作業指示: 口腔がんについての引用文のうち、「名古屋大学医学部附属病院希少」から始まり「していることが考えられます」」で終わる部分を、「研究者」を「専門家」に変えて書き直してください。
-------- 引用文 --------
希少がん「口腔がん」発見が遅くなるケースも 2週間以上治らない口内炎や舌のしこりなどに注意
11月15日は「口腔がん」の検診の日です。口腔がんとは、口の中にできる悪性腫瘍のこと。厚生労働省によりますと、口腔がんの罹患率は人口10万人あたりの症例数が年間6例未満。「希少がん」の1つです。そんな口腔がんについて詳しく解説します。
がんと診断された患者の全体の2割程度が「希少がん」
希少がんは口腔がん以外にも皮膚がんや骨肉腫など、約200種類の悪性腫瘍が分類されています。希少がんの罹患数すべてを合わせると、がんと診断された患者の全体の2割程度を占めるといいます。 がんの治療において、指標の1つとなる「5年相対生存率」を見てみます。5年後に生存している人の割合を、全体で5年後に生存している人(性別・生まれた年・年齢分布が同じ集団)の割合と比べてどのくらい低いかを表す指標です。 がんの発見時の状態や、がんの種類や特性、転移の有無などの要因が大きいので、一概には言えません。 2017年のヨーロッパのデータでは、罹患数が上位を占めるがん全体の5年相対生存率は63.4%であるのに対し、希少がん全体の5年相対生存率は48.5%と半数に満たず、低いことが分かります。
名古屋大学医学部附属病院希少がんセンターの横山幸浩センター長によりますと、この傾向は日本でも見られるといいます。 「いわゆる5大がんといわれる胃がんや大腸がんといったがんは、患者数が多い。つまり症例数が多く、治療ができる病院も多いのです。また、多くの研究者や医師が研究を行っているので、診断精度が上がり、有効な薬剤や手術術式の開発が進歩していることが考えられます」
口腔がんについて知ることが大切
一方で、さまざまな面で課題があると話します。 「希少がんは1つ1つの患者数が少ないので、症例数も少ないです。正確な診断ができる医師や治療ができる病院も少なく、適切な治療を求めて患者が病院をさまようケースがあります」 症例数が少ないため、治療薬の開発などといった大規模な臨床試験を行うことが困難だとも話していました。 また、患者側が知らないことも影響を与えているといいます。患者が希少がんの存在を知らないがゆえに、「この症状は、がんではないだろう」と放置してしまうことも。がんと分かったときには、すでに進行している状態というケースもあるといいます。
-------- 元データ --------
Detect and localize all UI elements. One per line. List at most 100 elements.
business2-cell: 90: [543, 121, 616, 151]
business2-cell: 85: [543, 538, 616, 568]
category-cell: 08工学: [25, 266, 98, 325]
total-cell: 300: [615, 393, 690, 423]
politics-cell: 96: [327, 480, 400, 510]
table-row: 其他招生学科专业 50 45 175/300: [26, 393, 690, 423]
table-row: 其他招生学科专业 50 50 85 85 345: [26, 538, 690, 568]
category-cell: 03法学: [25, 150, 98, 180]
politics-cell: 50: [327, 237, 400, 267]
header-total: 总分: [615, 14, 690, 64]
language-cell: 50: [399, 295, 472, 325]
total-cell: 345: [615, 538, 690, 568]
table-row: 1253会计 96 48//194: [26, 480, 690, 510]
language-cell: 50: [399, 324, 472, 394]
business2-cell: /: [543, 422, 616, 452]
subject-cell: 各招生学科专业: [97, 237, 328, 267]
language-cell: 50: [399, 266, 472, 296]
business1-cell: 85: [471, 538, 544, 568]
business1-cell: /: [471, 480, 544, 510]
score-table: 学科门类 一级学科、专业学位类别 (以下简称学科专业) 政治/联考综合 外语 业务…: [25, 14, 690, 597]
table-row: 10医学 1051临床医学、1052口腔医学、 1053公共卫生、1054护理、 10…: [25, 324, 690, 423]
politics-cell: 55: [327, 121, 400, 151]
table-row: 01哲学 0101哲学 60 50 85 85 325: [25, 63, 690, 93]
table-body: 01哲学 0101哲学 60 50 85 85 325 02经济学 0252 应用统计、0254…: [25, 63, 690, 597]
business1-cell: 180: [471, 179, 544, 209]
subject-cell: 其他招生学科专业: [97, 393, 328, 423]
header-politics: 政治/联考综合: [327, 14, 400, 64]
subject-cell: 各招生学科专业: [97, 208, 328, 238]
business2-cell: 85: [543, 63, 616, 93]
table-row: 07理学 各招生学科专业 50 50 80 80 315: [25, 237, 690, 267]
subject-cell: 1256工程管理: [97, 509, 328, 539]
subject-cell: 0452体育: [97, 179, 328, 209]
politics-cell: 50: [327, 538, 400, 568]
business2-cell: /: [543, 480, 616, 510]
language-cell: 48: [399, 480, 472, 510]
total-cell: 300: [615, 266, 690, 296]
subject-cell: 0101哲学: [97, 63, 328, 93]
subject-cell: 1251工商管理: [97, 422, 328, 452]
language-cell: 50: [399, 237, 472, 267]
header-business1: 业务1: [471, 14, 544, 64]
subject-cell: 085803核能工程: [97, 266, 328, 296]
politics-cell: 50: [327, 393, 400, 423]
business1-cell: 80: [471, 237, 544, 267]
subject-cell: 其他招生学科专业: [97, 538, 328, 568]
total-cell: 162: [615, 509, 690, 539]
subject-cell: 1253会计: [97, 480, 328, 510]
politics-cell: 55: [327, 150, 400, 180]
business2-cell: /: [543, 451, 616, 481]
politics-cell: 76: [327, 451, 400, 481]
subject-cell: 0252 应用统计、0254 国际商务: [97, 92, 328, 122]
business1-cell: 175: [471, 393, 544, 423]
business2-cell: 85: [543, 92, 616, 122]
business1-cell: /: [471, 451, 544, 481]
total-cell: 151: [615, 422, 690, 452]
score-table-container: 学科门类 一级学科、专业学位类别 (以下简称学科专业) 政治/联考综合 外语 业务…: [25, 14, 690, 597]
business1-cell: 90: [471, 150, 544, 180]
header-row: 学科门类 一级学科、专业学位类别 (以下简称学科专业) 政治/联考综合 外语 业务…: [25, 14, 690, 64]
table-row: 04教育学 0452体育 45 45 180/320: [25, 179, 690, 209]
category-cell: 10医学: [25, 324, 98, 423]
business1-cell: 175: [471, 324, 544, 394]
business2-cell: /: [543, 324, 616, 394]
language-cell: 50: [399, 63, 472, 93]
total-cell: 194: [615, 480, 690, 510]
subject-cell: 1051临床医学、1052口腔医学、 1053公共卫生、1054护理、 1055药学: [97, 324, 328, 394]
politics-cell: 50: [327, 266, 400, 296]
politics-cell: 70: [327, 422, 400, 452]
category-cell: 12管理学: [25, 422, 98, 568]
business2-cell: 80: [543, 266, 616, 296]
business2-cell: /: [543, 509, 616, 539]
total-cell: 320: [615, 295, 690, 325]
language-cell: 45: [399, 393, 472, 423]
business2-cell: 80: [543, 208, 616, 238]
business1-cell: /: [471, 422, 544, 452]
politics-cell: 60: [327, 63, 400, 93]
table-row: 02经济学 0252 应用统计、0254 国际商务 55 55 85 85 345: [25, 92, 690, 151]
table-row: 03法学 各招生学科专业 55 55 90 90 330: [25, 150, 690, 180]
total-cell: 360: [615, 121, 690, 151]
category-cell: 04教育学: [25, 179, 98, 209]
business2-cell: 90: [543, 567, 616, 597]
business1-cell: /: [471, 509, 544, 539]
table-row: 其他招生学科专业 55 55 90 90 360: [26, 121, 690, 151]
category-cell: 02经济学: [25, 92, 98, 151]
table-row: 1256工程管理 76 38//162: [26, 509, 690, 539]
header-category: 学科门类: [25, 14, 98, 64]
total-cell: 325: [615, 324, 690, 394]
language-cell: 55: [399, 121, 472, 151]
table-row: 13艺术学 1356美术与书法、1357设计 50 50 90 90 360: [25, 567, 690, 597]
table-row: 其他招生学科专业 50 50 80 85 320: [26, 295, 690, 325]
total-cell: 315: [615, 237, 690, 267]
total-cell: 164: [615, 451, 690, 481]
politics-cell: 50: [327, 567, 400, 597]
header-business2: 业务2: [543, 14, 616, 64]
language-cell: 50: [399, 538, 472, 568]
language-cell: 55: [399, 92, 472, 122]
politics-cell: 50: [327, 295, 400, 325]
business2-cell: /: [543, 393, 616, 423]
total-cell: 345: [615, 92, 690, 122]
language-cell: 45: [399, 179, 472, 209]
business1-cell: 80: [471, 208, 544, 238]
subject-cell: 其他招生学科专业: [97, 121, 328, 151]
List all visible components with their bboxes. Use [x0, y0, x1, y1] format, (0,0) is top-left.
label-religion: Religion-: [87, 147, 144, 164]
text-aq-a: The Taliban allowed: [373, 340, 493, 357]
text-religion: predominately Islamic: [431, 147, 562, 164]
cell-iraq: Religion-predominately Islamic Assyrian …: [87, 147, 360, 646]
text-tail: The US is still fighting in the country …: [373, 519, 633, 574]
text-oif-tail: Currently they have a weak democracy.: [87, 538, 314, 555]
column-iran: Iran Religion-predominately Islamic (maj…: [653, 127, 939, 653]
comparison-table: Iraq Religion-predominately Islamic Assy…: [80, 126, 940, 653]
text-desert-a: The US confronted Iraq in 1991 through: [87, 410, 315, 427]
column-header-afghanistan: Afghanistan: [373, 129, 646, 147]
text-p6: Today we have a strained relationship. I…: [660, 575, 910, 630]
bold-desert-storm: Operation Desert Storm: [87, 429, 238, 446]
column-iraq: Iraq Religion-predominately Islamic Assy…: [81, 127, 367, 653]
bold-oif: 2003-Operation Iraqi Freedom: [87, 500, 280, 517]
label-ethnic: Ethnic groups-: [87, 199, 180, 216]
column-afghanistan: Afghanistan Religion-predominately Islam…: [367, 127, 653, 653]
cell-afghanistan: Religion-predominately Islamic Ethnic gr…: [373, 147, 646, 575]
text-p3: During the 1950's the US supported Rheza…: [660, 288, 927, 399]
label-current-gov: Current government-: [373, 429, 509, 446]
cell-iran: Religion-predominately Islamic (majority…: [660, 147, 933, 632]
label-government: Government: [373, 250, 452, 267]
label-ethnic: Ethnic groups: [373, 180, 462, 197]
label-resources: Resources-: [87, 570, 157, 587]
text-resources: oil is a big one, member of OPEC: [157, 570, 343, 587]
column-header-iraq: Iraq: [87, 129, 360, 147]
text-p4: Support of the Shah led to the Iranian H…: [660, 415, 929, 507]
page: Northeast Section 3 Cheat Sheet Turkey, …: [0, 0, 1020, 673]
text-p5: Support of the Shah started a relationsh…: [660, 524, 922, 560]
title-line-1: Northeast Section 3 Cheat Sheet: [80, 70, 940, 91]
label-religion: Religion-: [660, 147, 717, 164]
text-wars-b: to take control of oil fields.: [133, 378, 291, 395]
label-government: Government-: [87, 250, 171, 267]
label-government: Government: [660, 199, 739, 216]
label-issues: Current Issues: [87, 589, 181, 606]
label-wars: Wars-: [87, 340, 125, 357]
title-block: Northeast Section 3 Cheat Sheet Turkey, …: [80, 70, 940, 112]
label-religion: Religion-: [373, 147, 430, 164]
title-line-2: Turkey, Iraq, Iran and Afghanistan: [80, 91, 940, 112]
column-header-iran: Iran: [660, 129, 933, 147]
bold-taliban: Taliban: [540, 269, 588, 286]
--------
解答:
名古屋大学医学部附属病院希少がんセンターの横山幸浩センター長によりますと、この傾向は日本でも見られるといいます。 「いわゆる5大がんといわれる胃がんや大腸がんといったがんは、患者数が多い。つまり症例数が多く、治療ができる病院も多いのです。また、多くの専門家や医師が研究を行っているので、診断精度が上がり、有効な薬剤や手術術式の開発が進歩していることが考えられます」